*PROVIDED RECORDS*:
◆ ◆ ◆ ◆

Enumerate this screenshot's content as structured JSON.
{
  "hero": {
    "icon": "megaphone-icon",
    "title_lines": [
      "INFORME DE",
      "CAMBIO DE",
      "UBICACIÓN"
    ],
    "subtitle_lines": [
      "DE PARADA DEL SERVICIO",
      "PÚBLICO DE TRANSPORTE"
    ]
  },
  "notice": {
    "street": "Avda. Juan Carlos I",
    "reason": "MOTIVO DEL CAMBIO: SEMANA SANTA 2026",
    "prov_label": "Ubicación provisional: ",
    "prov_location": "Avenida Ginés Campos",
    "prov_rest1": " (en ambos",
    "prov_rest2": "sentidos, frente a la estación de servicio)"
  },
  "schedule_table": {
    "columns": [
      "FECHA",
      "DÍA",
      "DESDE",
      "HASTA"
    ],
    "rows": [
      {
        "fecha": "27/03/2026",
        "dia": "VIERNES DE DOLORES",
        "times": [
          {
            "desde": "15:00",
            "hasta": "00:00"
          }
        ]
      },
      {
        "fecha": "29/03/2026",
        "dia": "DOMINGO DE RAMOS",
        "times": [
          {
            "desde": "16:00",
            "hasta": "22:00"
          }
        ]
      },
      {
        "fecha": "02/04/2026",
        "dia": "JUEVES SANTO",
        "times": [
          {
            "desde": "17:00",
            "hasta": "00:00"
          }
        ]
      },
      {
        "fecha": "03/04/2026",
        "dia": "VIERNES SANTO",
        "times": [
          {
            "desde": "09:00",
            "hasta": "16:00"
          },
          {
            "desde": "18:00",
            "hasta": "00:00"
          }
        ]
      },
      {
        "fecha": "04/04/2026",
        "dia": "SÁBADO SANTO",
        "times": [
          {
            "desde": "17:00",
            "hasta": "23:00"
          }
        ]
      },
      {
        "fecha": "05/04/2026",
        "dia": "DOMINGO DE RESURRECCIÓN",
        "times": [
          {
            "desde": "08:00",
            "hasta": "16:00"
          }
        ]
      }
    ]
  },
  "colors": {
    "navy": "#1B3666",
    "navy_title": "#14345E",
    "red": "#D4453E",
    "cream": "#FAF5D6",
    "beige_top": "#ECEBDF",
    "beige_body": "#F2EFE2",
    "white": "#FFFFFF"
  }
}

◆ ◆ ◆ ◆

*WHAT YOU ARE ASKED TO DO*: Print every line of the records exactly. Omit nothing.

*FULL ANSWER*:
Enumerate this screenshot's content as structured JSON.
{
  "hero": {
    "icon": "megaphone-icon",
    "title_lines": [
      "INFORME DE",
      "CAMBIO DE",
      "UBICACIÓN"
    ],
    "subtitle_lines": [
      "DE PARADA DEL SERVICIO",
      "PÚBLICO DE TRANSPORTE"
    ]
  },
  "notice": {
    "street": "Avda. Juan Carlos I",
    "reason": "MOTIVO DEL CAMBIO: SEMANA SANTA 2026",
    "prov_label": "Ubicación provisional: ",
    "prov_location": "Avenida Ginés Campos",
    "prov_rest1": " (en ambos",
    "prov_rest2": "sentidos, frente a la estación de servicio)"
  },
  "schedule_table": {
    "columns": [
      "FECHA",
      "DÍA",
      "DESDE",
      "HASTA"
    ],
    "rows": [
      {
        "fecha": "27/03/2026",
        "dia": "VIERNES DE DOLORES",
        "times": [
          {
            "desde": "15:00",
            "hasta": "00:00"
          }
        ]
      },
      {
        "fecha": "29/03/2026",
        "dia": "DOMINGO DE RAMOS",
        "times": [
          {
            "desde": "16:00",
            "hasta": "22:00"
          }
        ]
      },
      {
        "fecha": "02/04/2026",
        "dia": "JUEVES SANTO",
        "times": [
          {
            "desde": "17:00",
            "hasta": "00:00"
          }
        ]
      },
      {
        "fecha": "03/04/2026",
        "dia": "VIERNES SANTO",
        "times": [
          {
            "desde": "09:00",
            "hasta": "16:00"
          },
          {
            "desde": "18:00",
            "hasta": "00:00"
          }
        ]
      },
      {
        "fecha": "04/04/2026",
        "dia": "SÁBADO SANTO",
        "times": [
          {
            "desde": "17:00",
            "hasta": "23:00"
          }
        ]
      },
      {
        "fecha": "05/04/2026",
        "dia": "DOMINGO DE RESURRECCIÓN",
        "times": [
          {
            "desde": "08:00",
            "hasta": "16:00"
          }
        ]
      }
    ]
  },
  "colors": {
    "navy": "#1B3666",
    "navy_title": "#14345E",
    "red": "#D4453E",
    "cream": "#FAF5D6",
    "beige_top": "#ECEBDF",
    "beige_body": "#F2EFE2",
    "white": "#FFFFFF"
  }
}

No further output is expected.